Description of the task:
Each record below should be repeated precisely as written.

(Collected data entries)
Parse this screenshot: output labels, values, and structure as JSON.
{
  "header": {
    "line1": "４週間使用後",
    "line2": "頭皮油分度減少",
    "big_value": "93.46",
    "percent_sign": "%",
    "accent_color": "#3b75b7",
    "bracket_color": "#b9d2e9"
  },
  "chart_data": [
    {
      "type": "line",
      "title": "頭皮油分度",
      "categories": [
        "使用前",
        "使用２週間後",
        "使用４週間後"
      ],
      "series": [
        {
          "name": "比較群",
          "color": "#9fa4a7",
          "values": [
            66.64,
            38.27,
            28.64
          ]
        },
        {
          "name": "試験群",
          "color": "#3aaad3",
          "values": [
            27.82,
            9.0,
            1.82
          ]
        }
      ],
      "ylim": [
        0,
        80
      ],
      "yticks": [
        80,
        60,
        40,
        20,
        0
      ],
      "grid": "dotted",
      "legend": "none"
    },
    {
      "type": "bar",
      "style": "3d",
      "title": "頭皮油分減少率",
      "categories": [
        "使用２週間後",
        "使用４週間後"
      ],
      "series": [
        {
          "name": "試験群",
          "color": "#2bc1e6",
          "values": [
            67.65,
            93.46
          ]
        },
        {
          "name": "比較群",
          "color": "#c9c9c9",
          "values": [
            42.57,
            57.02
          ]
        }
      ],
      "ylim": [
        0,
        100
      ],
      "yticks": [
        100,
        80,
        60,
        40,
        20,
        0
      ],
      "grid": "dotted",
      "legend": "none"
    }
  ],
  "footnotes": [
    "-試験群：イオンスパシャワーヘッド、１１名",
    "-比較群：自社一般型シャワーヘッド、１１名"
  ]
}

Output of the exercise:
Parse this screenshot: output labels, values, and structure as JSON.
{
  "header": {
    "line1": "４週間使用後",
    "line2": "頭皮油分度減少",
    "big_value": "93.46",
    "percent_sign": "%",
    "accent_color": "#3b75b7",
    "bracket_color": "#b9d2e9"
  },
  "chart_data": [
    {
      "type": "line",
      "title": "頭皮油分度",
      "categories": [
        "使用前",
        "使用２週間後",
        "使用４週間後"
      ],
      "series": [
        {
          "name": "比較群",
          "color": "#9fa4a7",
          "values": [
            66.64,
            38.27,
            28.64
          ]
        },
        {
          "name": "試験群",
          "color": "#3aaad3",
          "values": [
            27.82,
            9.0,
            1.82
          ]
        }
      ],
      "ylim": [
        0,
        80
      ],
      "yticks": [
        80,
        60,
        40,
        20,
        0
      ],
      "grid": "dotted",
      "legend": "none"
    },
    {
      "type": "bar",
      "style": "3d",
      "title": "頭皮油分減少率",
      "categories": [
        "使用２週間後",
        "使用４週間後"
      ],
      "series": [
        {
          "name": "試験群",
          "color": "#2bc1e6",
          "values": [
            67.65,
            93.46
          ]
        },
        {
          "name": "比較群",
          "color": "#c9c9c9",
          "values": [
            42.57,
            57.02
          ]
        }
      ],
      "ylim": [
        0,
        100
      ],
      "yticks": [
        100,
        80,
        60,
        40,
        20,
        0
      ],
      "grid": "dotted",
      "legend": "none"
    }
  ],
  "footnotes": [
    "-試験群：イオンスパシャワーヘッド、１１名",
    "-比較群：自社一般型シャワーヘッド、１１名"
  ]
}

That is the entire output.